- Exercise inputs:

────────────────

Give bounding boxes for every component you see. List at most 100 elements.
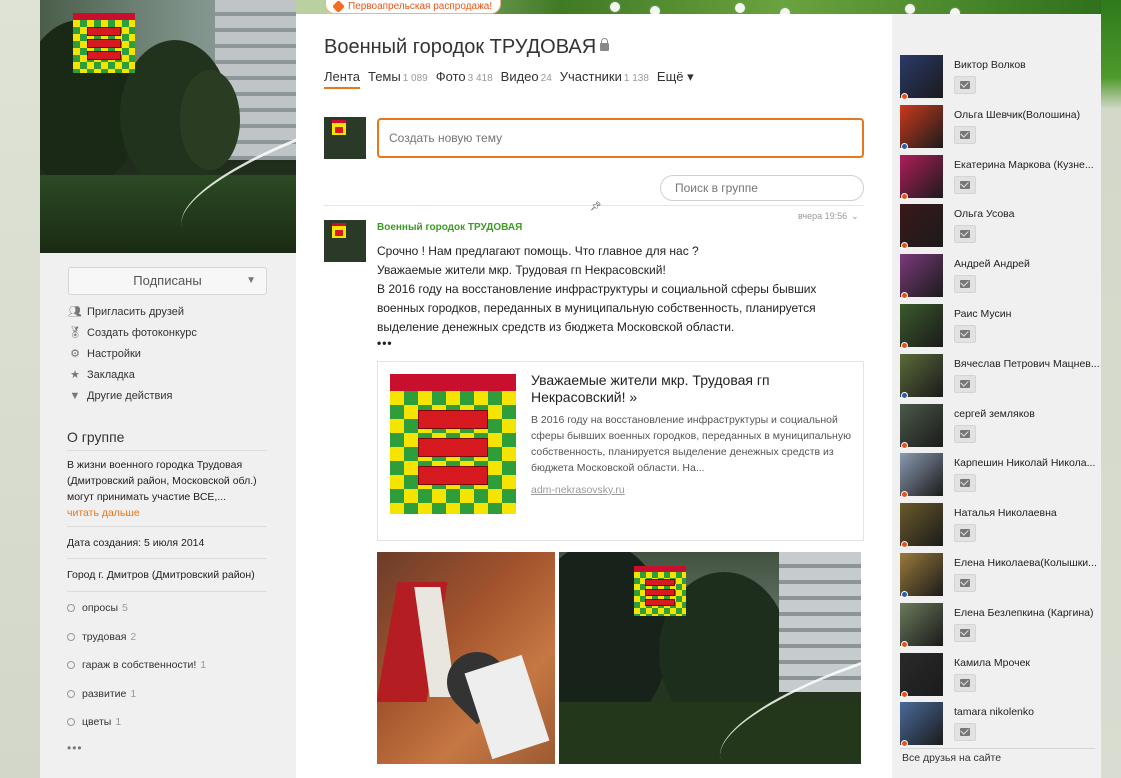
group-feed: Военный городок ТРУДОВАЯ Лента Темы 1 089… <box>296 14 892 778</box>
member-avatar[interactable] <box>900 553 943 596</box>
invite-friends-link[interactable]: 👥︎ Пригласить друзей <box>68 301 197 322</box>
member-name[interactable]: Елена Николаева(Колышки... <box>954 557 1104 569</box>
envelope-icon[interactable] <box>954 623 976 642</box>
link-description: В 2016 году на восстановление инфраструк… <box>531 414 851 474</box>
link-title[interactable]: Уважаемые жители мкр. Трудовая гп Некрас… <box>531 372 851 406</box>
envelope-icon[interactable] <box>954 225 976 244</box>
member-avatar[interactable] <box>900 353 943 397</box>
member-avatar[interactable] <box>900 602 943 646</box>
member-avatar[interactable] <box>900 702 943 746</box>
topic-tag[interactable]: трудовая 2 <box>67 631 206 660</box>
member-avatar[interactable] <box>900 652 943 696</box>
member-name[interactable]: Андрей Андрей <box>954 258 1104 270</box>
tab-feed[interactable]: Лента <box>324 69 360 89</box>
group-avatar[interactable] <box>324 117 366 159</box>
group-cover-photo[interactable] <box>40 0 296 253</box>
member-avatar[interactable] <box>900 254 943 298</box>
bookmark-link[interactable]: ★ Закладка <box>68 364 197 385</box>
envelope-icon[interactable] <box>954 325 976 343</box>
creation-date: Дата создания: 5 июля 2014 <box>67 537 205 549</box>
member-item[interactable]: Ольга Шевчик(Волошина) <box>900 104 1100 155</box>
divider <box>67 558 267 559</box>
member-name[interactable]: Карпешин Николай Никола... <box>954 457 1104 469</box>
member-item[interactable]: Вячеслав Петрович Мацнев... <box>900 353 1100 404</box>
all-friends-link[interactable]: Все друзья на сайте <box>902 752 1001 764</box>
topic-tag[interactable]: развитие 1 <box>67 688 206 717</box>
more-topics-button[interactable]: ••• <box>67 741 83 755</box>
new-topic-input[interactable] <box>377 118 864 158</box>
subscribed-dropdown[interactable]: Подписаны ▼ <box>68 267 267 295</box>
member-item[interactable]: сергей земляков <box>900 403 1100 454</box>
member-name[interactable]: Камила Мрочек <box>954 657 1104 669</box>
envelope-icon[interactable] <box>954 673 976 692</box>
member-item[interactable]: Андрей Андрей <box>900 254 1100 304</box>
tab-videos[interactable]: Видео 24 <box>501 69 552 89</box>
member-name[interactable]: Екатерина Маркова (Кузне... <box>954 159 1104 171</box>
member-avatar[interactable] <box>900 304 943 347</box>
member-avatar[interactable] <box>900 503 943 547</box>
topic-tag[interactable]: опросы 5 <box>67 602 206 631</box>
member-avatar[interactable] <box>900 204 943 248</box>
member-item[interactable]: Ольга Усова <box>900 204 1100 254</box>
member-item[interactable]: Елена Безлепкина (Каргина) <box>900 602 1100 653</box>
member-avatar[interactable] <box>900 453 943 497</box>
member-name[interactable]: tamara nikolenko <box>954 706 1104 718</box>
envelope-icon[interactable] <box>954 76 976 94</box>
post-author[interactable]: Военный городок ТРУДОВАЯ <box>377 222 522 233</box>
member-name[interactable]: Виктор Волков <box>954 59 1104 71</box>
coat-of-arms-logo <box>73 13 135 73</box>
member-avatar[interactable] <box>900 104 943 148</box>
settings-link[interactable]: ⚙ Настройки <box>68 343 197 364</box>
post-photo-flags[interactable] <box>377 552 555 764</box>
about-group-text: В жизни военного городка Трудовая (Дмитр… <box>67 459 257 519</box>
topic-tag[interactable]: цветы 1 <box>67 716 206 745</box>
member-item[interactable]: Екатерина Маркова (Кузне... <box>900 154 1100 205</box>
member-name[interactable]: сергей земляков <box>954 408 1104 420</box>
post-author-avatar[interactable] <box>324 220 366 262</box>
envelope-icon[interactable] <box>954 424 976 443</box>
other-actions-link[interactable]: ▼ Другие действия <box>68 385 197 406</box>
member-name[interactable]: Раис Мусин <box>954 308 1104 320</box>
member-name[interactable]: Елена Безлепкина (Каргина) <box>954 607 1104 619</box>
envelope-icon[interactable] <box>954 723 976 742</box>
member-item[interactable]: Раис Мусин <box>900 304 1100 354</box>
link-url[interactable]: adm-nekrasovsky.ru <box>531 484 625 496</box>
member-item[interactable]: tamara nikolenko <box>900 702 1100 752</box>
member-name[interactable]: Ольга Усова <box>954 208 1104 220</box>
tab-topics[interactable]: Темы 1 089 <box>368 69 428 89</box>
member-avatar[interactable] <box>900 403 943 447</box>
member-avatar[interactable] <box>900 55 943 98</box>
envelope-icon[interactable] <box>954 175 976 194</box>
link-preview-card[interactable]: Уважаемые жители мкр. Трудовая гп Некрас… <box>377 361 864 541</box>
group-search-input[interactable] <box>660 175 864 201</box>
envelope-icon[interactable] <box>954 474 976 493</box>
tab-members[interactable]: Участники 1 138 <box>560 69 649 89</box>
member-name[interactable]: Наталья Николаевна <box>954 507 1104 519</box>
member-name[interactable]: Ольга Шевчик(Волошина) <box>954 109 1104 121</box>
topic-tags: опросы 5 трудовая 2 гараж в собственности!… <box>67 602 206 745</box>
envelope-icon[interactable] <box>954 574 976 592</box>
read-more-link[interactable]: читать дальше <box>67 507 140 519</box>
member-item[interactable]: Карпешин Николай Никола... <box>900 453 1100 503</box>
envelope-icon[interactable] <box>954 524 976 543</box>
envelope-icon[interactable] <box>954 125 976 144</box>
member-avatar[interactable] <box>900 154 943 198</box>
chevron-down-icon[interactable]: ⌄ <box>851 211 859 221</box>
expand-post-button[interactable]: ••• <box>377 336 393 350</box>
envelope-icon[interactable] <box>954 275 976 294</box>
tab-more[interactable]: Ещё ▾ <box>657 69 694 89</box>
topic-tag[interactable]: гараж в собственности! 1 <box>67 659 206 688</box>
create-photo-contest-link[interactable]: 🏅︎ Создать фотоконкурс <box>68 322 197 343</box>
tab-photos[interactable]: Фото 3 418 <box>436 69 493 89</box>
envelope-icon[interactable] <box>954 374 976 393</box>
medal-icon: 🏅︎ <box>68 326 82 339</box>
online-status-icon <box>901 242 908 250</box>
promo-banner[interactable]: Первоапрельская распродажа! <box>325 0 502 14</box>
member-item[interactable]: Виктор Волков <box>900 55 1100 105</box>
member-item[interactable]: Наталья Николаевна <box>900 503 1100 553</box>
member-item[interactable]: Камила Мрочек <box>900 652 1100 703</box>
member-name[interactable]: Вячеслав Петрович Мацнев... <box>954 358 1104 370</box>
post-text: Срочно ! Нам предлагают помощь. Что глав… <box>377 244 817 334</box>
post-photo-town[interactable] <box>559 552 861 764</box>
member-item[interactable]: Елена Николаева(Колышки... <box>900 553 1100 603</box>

────────────────

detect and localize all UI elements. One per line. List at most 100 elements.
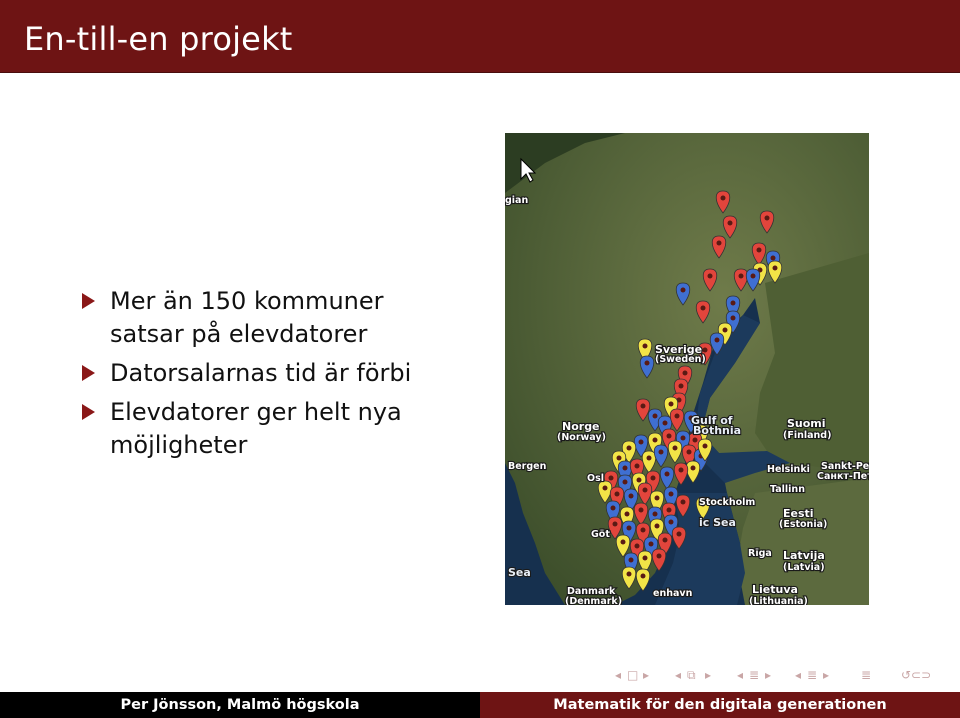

────────────────

- Requirement: Copy out the records, beginning at the line that contains "Give bounding boxes" and stopping after the line that contains "topic-tag[interactable]: развитие 1". Leave the pictures out of your answer.

- Solution to this problem:
Give bounding boxes for every component you see. List at most 100 elements.
group-feed: Военный городок ТРУДОВАЯ Лента Темы 1 089… <box>296 14 892 778</box>
member-avatar[interactable] <box>900 553 943 596</box>
invite-friends-link[interactable]: 👥︎ Пригласить друзей <box>68 301 197 322</box>
member-name[interactable]: Елена Николаева(Колышки... <box>954 557 1104 569</box>
envelope-icon[interactable] <box>954 623 976 642</box>
link-description: В 2016 году на восстановление инфраструк… <box>531 414 851 474</box>
link-title[interactable]: Уважаемые жители мкр. Трудовая гп Некрас… <box>531 372 851 406</box>
envelope-icon[interactable] <box>954 225 976 244</box>
member-avatar[interactable] <box>900 353 943 397</box>
member-avatar[interactable] <box>900 602 943 646</box>
member-avatar[interactable] <box>900 702 943 746</box>
topic-tag[interactable]: трудовая 2 <box>67 631 206 660</box>
member-avatar[interactable] <box>900 652 943 696</box>
member-name[interactable]: Андрей Андрей <box>954 258 1104 270</box>
tab-feed[interactable]: Лента <box>324 69 360 89</box>
group-avatar[interactable] <box>324 117 366 159</box>
group-cover-photo[interactable] <box>40 0 296 253</box>
member-avatar[interactable] <box>900 254 943 298</box>
bookmark-link[interactable]: ★ Закладка <box>68 364 197 385</box>
envelope-icon[interactable] <box>954 325 976 343</box>
creation-date: Дата создания: 5 июля 2014 <box>67 537 205 549</box>
member-item[interactable]: Ольга Шевчик(Волошина) <box>900 104 1100 155</box>
divider <box>67 558 267 559</box>
member-name[interactable]: Карпешин Николай Никола... <box>954 457 1104 469</box>
member-item[interactable]: Вячеслав Петрович Мацнев... <box>900 353 1100 404</box>
all-friends-link[interactable]: Все друзья на сайте <box>902 752 1001 764</box>
topic-tag[interactable]: развитие 1 <box>67 688 206 717</box>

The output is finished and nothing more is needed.